> **Aim of the task**:
Render every line of the rows below as a JSON list of strings, one string per line, with blank lines omitted. Leave the pictures out of the answer.

> **Visual layout rows**:
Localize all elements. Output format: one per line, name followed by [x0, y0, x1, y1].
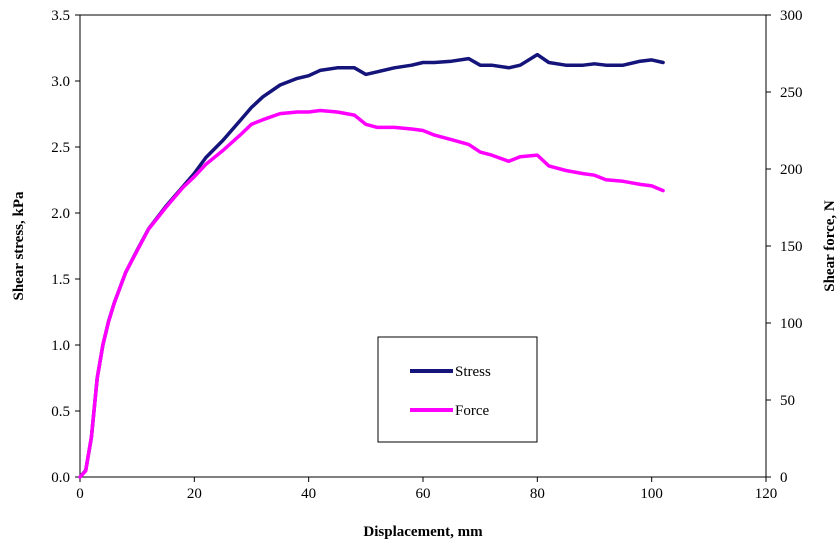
series-line-force [78, 108, 665, 479]
x-tick-label: 100 [640, 486, 663, 502]
y2-tick-label: 50 [780, 393, 795, 409]
y-tick-label: 3.0 [51, 74, 70, 90]
x-tick-label: 80 [530, 486, 545, 502]
x-axis-ticks: 0 20 40 60 80 100 120 [76, 477, 777, 502]
legend-stress-label: Stress [455, 364, 491, 380]
legend-force-label: Force [455, 403, 489, 419]
y2-axis-ticks: 0 50 100 150 200 250 300 [766, 8, 803, 486]
y-axis-title: Shear stress, kPa [11, 191, 27, 301]
x-tick-label: 40 [301, 486, 316, 502]
series-lines [78, 52, 665, 479]
y-axis-ticks: 0.0 0.5 1.0 1.5 2.0 2.5 3.0 3.5 [51, 8, 80, 486]
x-tick-label: 60 [416, 486, 431, 502]
y2-tick-label: 150 [780, 239, 803, 255]
y2-axis-title: Shear force, N [822, 200, 838, 292]
y-tick-label: 2.0 [51, 206, 70, 222]
y-tick-label: 0.0 [51, 470, 70, 486]
x-axis-title: Displacement, mm [363, 524, 483, 540]
y2-tick-label: 200 [780, 162, 803, 178]
y2-tick-label: 300 [780, 8, 803, 24]
y-tick-label: 2.5 [51, 140, 70, 156]
x-tick-label: 20 [187, 486, 202, 502]
y-tick-label: 1.5 [51, 272, 70, 288]
y-tick-label: 1.0 [51, 338, 70, 354]
y-tick-label: 3.5 [51, 8, 70, 24]
y-tick-label: 0.5 [51, 404, 70, 420]
legend: Stress Force [377, 336, 538, 443]
y2-tick-label: 0 [780, 470, 788, 486]
x-tick-label: 0 [76, 486, 84, 502]
legend-box [377, 336, 538, 443]
x-tick-label: 120 [755, 486, 778, 502]
y2-tick-label: 100 [780, 316, 803, 332]
y2-tick-label: 250 [780, 85, 803, 101]
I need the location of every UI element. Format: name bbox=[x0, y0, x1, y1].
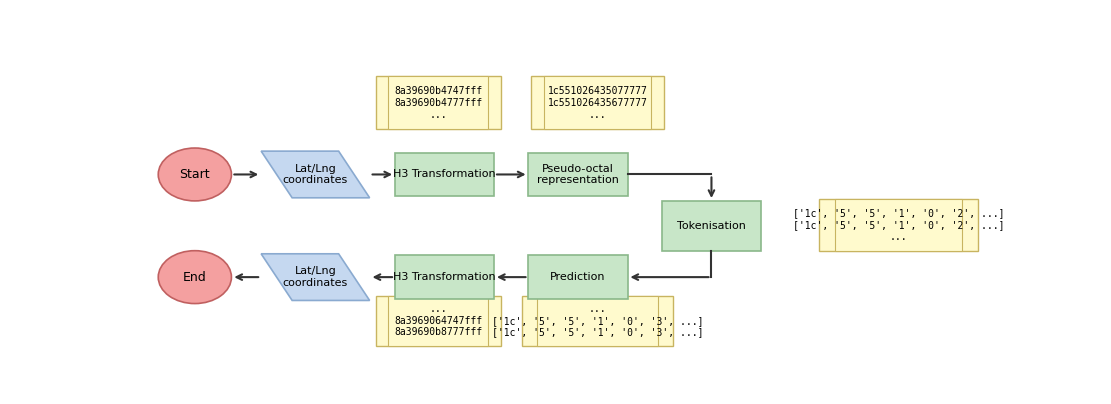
FancyBboxPatch shape bbox=[388, 76, 488, 129]
Polygon shape bbox=[261, 254, 370, 301]
Text: 8a39690b4747fff
8a39690b4777fff
...: 8a39690b4747fff 8a39690b4777fff ... bbox=[394, 86, 482, 120]
FancyBboxPatch shape bbox=[522, 296, 673, 345]
FancyBboxPatch shape bbox=[388, 296, 488, 345]
Text: Start: Start bbox=[180, 168, 210, 181]
Polygon shape bbox=[261, 151, 370, 198]
Text: Prediction: Prediction bbox=[550, 272, 605, 282]
Text: Pseudo-octal
representation: Pseudo-octal representation bbox=[537, 164, 619, 185]
Ellipse shape bbox=[158, 250, 231, 303]
FancyBboxPatch shape bbox=[376, 296, 500, 345]
Text: H3 Transformation: H3 Transformation bbox=[393, 272, 496, 282]
Text: ['1c', '5', '5', '1', '0', '2', ...]
['1c', '5', '5', '1', '0', '2', ...]
...: ['1c', '5', '5', '1', '0', '2', ...] ['1… bbox=[793, 208, 1004, 242]
Text: Tokenisation: Tokenisation bbox=[677, 221, 745, 231]
FancyBboxPatch shape bbox=[531, 76, 664, 129]
Text: End: End bbox=[183, 271, 207, 284]
FancyBboxPatch shape bbox=[544, 76, 651, 129]
Text: Lat/Lng
coordinates: Lat/Lng coordinates bbox=[283, 266, 348, 288]
FancyBboxPatch shape bbox=[396, 255, 494, 299]
Text: Lat/Lng
coordinates: Lat/Lng coordinates bbox=[283, 164, 348, 185]
FancyBboxPatch shape bbox=[662, 201, 761, 250]
FancyBboxPatch shape bbox=[396, 153, 494, 196]
Text: 1c551026435077777
1c551026435677777
...: 1c551026435077777 1c551026435677777 ... bbox=[548, 86, 648, 120]
FancyBboxPatch shape bbox=[537, 296, 658, 345]
Text: ...
8a3969064747fff
8a39690b8777fff: ... 8a3969064747fff 8a39690b8777fff bbox=[394, 304, 482, 337]
FancyBboxPatch shape bbox=[819, 199, 979, 250]
Text: ...
['1c', '5', '5', '1', '0', '3', ...]
['1c', '5', '5', '1', '0', '3', ...]: ... ['1c', '5', '5', '1', '0', '3', ...]… bbox=[492, 304, 703, 337]
Ellipse shape bbox=[158, 148, 231, 201]
FancyBboxPatch shape bbox=[529, 255, 628, 299]
FancyBboxPatch shape bbox=[376, 76, 500, 129]
Text: H3 Transformation: H3 Transformation bbox=[393, 169, 496, 179]
FancyBboxPatch shape bbox=[835, 199, 962, 250]
FancyBboxPatch shape bbox=[529, 153, 628, 196]
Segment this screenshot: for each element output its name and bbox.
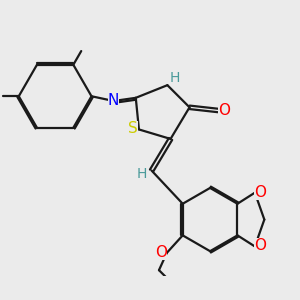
Text: H: H xyxy=(169,71,179,85)
Text: N: N xyxy=(108,94,119,109)
Text: O: O xyxy=(218,103,230,118)
Text: O: O xyxy=(254,238,266,253)
Text: S: S xyxy=(128,121,138,136)
Text: O: O xyxy=(254,184,266,200)
Text: O: O xyxy=(155,244,167,260)
Text: H: H xyxy=(137,167,147,181)
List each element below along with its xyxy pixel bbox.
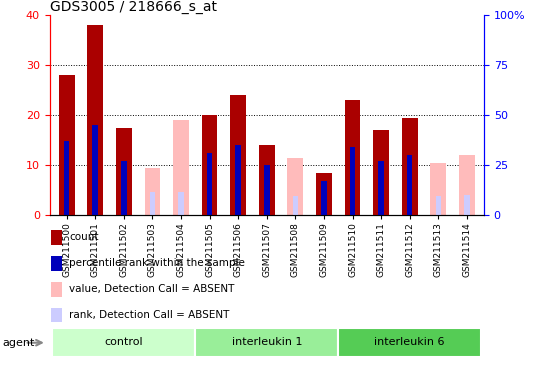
Bar — [264, 165, 270, 215]
Bar — [145, 167, 160, 215]
Bar — [402, 118, 417, 215]
Text: value, Detection Call = ABSENT: value, Detection Call = ABSENT — [69, 284, 235, 294]
Bar — [121, 161, 126, 215]
Bar — [202, 115, 217, 215]
Bar — [207, 153, 212, 215]
Bar — [259, 145, 274, 215]
Text: GDS3005 / 218666_s_at: GDS3005 / 218666_s_at — [50, 0, 217, 14]
Bar — [64, 141, 69, 215]
Bar — [321, 181, 327, 215]
Bar — [288, 158, 303, 215]
Bar — [87, 25, 103, 215]
Bar — [464, 195, 470, 215]
Bar — [436, 196, 441, 215]
Bar — [51, 308, 62, 323]
Text: agent: agent — [3, 338, 35, 348]
Bar — [459, 155, 475, 215]
Bar — [345, 100, 360, 215]
Bar — [195, 328, 338, 358]
Bar — [51, 256, 62, 271]
Bar — [431, 163, 446, 215]
Bar — [230, 95, 246, 215]
Text: interleukin 1: interleukin 1 — [232, 337, 302, 347]
Bar — [59, 75, 74, 215]
Bar — [373, 130, 389, 215]
Bar — [407, 155, 412, 215]
Bar — [338, 328, 481, 358]
Bar — [235, 145, 241, 215]
Bar — [378, 161, 384, 215]
Bar — [116, 127, 131, 215]
Bar — [350, 147, 355, 215]
Bar — [316, 173, 332, 215]
Text: percentile rank within the sample: percentile rank within the sample — [69, 258, 245, 268]
Text: count: count — [69, 232, 99, 242]
Text: interleukin 6: interleukin 6 — [375, 337, 445, 347]
Bar — [150, 192, 155, 215]
Text: rank, Detection Call = ABSENT: rank, Detection Call = ABSENT — [69, 310, 230, 320]
Bar — [92, 125, 98, 215]
Bar — [51, 281, 62, 296]
Bar — [293, 196, 298, 215]
Bar — [52, 328, 195, 358]
Bar — [178, 192, 184, 215]
Bar — [173, 120, 189, 215]
Bar — [51, 230, 62, 245]
Text: control: control — [104, 337, 143, 347]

> **Result for this exercise**:
[
  "Localize all elements. Output format: one per line, name followed by [x0, y0, x1, y1].",
  "series-line-force [78, 108, 665, 479]",
  "x-tick-label: 100 [640, 486, 663, 502]",
  "y2-tick-label: 50 [780, 393, 795, 409]",
  "y-tick-label: 3.0 [51, 74, 70, 90]",
  "x-tick-label: 80 [530, 486, 545, 502]",
  "x-axis-ticks: 0 20 40 60 80 100 120 [76, 477, 777, 502]",
  "legend-stress-label: Stress [455, 364, 491, 380]",
  "legend-force-label: Force [455, 403, 489, 419]",
  "y2-axis-ticks: 0 50 100 150 200 250 300 [766, 8, 803, 486]",
  "y-axis-title: Shear stress, kPa [11, 191, 27, 301]",
  "x-tick-label: 40 [301, 486, 316, 502]",
  "series-lines [78, 52, 665, 479]",
  "y-axis-ticks: 0.0 0.5 1.0 1.5 2.0 2.5 3.0 3.5 [51, 8, 80, 486]",
  "x-tick-label: 60 [416, 486, 431, 502]",
  "y2-tick-label: 150 [780, 239, 803, 255]",
  "y2-axis-title: Shear force, N [822, 200, 838, 292]",
  "y-tick-label: 2.0 [51, 206, 70, 222]",
  "y-tick-label: 0.0 [51, 470, 70, 486]",
  "x-axis-title: Displacement, mm [363, 524, 483, 540]",
  "y2-tick-label: 200 [780, 162, 803, 178]",
  "y2-tick-label: 300 [780, 8, 803, 24]",
  "y-tick-label: 2.5 [51, 140, 70, 156]",
  "x-tick-label: 20 [187, 486, 202, 502]",
  "y-tick-label: 1.5 [51, 272, 70, 288]",
  "y-tick-label: 1.0 [51, 338, 70, 354]",
  "y-tick-label: 3.5 [51, 8, 70, 24]",
  "y-tick-label: 0.5 [51, 404, 70, 420]",
  "legend: Stress Force [377, 336, 538, 443]",
  "y2-tick-label: 0 [780, 470, 788, 486]",
  "x-tick-label: 0 [76, 486, 84, 502]",
  "legend-box [377, 336, 538, 443]",
  "x-tick-label: 120 [755, 486, 778, 502]",
  "y2-tick-label: 100 [780, 316, 803, 332]",
  "y2-tick-label: 250 [780, 85, 803, 101]",
  "I need the location of every UI element. Format: name bbox=[x0, y0, x1, y1].",
  "FancyBboxPatch shape bbox=[388, 76, 488, 129]",
  "Polygon shape bbox=[261, 254, 370, 301]",
  "Text: 8a39690b4747fff",
  "8a39690b4777fff",
  "...: 8a39690b4747fff 8a39690b4777fff ... bbox=[394, 86, 482, 120]",
  "FancyBboxPatch shape bbox=[522, 296, 673, 345]",
  "FancyBboxPatch shape bbox=[388, 296, 488, 345]",
  "Text: Start: Start bbox=[180, 168, 210, 181]",
  "Polygon shape bbox=[261, 151, 370, 198]",
  "Text: Prediction: Prediction bbox=[550, 272, 605, 282]",
  "Text: Pseudo-octal",
  "representation: Pseudo-octal representation bbox=[537, 164, 619, 185]",
  "Ellipse shape bbox=[158, 250, 231, 303]",
  "FancyBboxPatch shape bbox=[376, 296, 500, 345]",
  "Text: H3 Transformation: H3 Transformation bbox=[393, 272, 496, 282]",
  "Text: ['1c', '5', '5', '1', '0', '2', ...]",
  "['1c', '5', '5', '1', '0', '2', ...]",
  "...: ['1c', '5', '5', '1', '0', '2', ...] ['1… bbox=[793, 208, 1004, 242]",
  "Text: Tokenisation: Tokenisation bbox=[677, 221, 745, 231]",
  "FancyBboxPatch shape bbox=[531, 76, 664, 129]",
  "Text: End: End bbox=[183, 271, 207, 284]",
  "FancyBboxPatch shape bbox=[544, 76, 651, 129]",
  "Text: Lat/Lng",
  "coordinates: Lat/Lng coordinates bbox=[283, 266, 348, 288]",
  "FancyBboxPatch shape bbox=[396, 255, 494, 299]",
  "Text: Lat/Lng",
  "coordinates: Lat/Lng coordinates bbox=[283, 164, 348, 185]",
  "FancyBboxPatch shape bbox=[662, 201, 761, 250]",
  "FancyBboxPatch shape bbox=[396, 153, 494, 196]",
  "Text: 1c551026435077777",
  "1c551026435677777",
  "...: 1c551026435077777 1c551026435677777 ... bbox=[548, 86, 648, 120]",
  "FancyBboxPatch shape bbox=[537, 296, 658, 345]",
  "Text: ...",
  "8a3969064747fff",
  "8a39690b8777fff: ... 8a3969064747fff 8a39690b8777fff bbox=[394, 304, 482, 337]",
  "FancyBboxPatch shape bbox=[819, 199, 979, 250]",
  "Text: ...",
  "['1c', '5', '5', '1', '0', '3', ...]",
  "['1c', '5', '5', '1', '0', '3', ...]: ... ['1c', '5', '5', '1', '0', '3', ...]… bbox=[492, 304, 703, 337]",
  "Ellipse shape bbox=[158, 148, 231, 201]",
  "FancyBboxPatch shape bbox=[529, 255, 628, 299]",
  "FancyBboxPatch shape bbox=[376, 76, 500, 129]",
  "Text: H3 Transformation: H3 Transformation bbox=[393, 169, 496, 179]",
  "FancyBboxPatch shape bbox=[835, 199, 962, 250]",
  "FancyBboxPatch shape bbox=[529, 153, 628, 196]",
  "Segment this screenshot: for each element output its name and bbox.",
  "Text: H: H xyxy=(169,71,179,85)",
  "Text: N: N xyxy=(108,94,119,109)",
  "Text: O: O xyxy=(218,103,230,118)",
  "Text: O: O xyxy=(254,238,266,253)",
  "Text: S: S xyxy=(128,121,138,136)",
  "Text: O: O xyxy=(254,184,266,200)",
  "Text: O: O xyxy=(155,244,167,260)",
  "Text: H: H xyxy=(137,167,147,181)",
  "List each element below along with its xyxy pixel bbox.",
  "Bar — [264, 165, 270, 215]",
  "Bar — [145, 167, 160, 215]",
  "Bar — [402, 118, 417, 215]",
  "Text: value, Detection Call = ABSENT: value, Detection Call = ABSENT — [69, 284, 235, 294]",
  "Bar — [121, 161, 126, 215]",
  "Bar — [202, 115, 217, 215]",
  "Bar — [207, 153, 212, 215]",
  "Bar — [259, 145, 274, 215]",
  "Text: GDS3005 / 218666_s_at: GDS3005 / 218666_s_at — [50, 0, 217, 14]",
  "Bar — [64, 141, 69, 215]",
  "Bar — [321, 181, 327, 215]",
  "Bar — [288, 158, 303, 215]",
  "Bar — [87, 25, 103, 215]",
  "Bar — [464, 195, 470, 215]",
  "Bar — [436, 196, 441, 215]",
  "Bar — [51, 308, 62, 323]",
  "Text: agent: agent — [3, 338, 35, 348]",
  "Bar — [459, 155, 475, 215]",
  "Bar — [345, 100, 360, 215]",
  "Bar — [195, 328, 338, 358]",
  "Bar — [51, 256, 62, 271]",
  "Bar — [431, 163, 446, 215]",
  "Bar — [230, 95, 246, 215]",
  "Text: interleukin 1: interleukin 1 — [232, 337, 302, 347]",
  "Bar — [59, 75, 74, 215]",
  "Bar — [373, 130, 389, 215]",
  "Bar — [407, 155, 412, 215]",
  "Bar — [338, 328, 481, 358]",
  "Bar — [235, 145, 241, 215]",
  "Bar — [378, 161, 384, 215]",
  "Bar — [116, 127, 131, 215]",
  "Bar — [350, 147, 355, 215]",
  "Bar — [316, 173, 332, 215]",
  "Text: percentile rank within the sample: percentile rank within the sample — [69, 258, 245, 268]",
  "Text: count: count — [69, 232, 99, 242]",
  "Text: interleukin 6: interleukin 6 — [375, 337, 445, 347]",
  "Bar — [150, 192, 155, 215]",
  "Text: rank, Detection Call = ABSENT: rank, Detection Call = ABSENT — [69, 310, 230, 320]",
  "Bar — [92, 125, 98, 215]",
  "Bar — [51, 281, 62, 296]",
  "Bar — [293, 196, 298, 215]",
  "Bar — [52, 328, 195, 358]",
  "Bar — [178, 192, 184, 215]",
  "Bar — [173, 120, 189, 215]",
  "Bar — [51, 230, 62, 245]",
  "Text: control: control — [104, 337, 143, 347]"
]